Stored entries:

----------

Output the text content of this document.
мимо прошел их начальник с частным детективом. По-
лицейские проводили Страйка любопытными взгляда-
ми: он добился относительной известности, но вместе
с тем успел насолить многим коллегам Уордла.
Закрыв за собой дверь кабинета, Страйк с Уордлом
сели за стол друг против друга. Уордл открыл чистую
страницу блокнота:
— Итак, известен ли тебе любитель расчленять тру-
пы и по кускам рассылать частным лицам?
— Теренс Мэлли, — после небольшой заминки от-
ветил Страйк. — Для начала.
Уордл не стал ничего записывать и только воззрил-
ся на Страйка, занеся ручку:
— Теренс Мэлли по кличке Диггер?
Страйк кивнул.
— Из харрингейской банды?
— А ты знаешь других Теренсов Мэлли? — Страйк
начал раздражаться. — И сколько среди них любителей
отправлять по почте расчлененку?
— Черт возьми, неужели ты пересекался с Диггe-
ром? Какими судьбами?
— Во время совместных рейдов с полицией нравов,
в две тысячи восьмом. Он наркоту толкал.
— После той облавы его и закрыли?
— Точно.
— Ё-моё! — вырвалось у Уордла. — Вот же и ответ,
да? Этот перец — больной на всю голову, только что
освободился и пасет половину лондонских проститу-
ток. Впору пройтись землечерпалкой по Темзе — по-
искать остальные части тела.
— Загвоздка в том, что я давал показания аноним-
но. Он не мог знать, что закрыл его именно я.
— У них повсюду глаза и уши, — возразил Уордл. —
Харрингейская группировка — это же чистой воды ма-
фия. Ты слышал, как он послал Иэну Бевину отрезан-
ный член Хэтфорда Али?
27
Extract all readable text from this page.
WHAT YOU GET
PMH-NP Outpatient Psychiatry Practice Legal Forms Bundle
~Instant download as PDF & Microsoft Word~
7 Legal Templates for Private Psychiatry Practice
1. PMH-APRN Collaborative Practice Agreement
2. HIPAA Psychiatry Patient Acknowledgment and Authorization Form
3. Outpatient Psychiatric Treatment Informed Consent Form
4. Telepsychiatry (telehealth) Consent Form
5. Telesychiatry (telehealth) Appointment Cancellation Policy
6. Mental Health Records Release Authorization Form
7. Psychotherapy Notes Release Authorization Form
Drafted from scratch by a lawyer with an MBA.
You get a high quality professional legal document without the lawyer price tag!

----------

WORK INSTRUCTIONS
Copy out all lines above that include the string "Мэлли".

FINISHED ANSWER
— Теренс Мэлли, — после небольшой заминки от-
— Теренс Мэлли по кличке Диггер?
— А ты знаешь других Теренсов Мэлли? — Страйк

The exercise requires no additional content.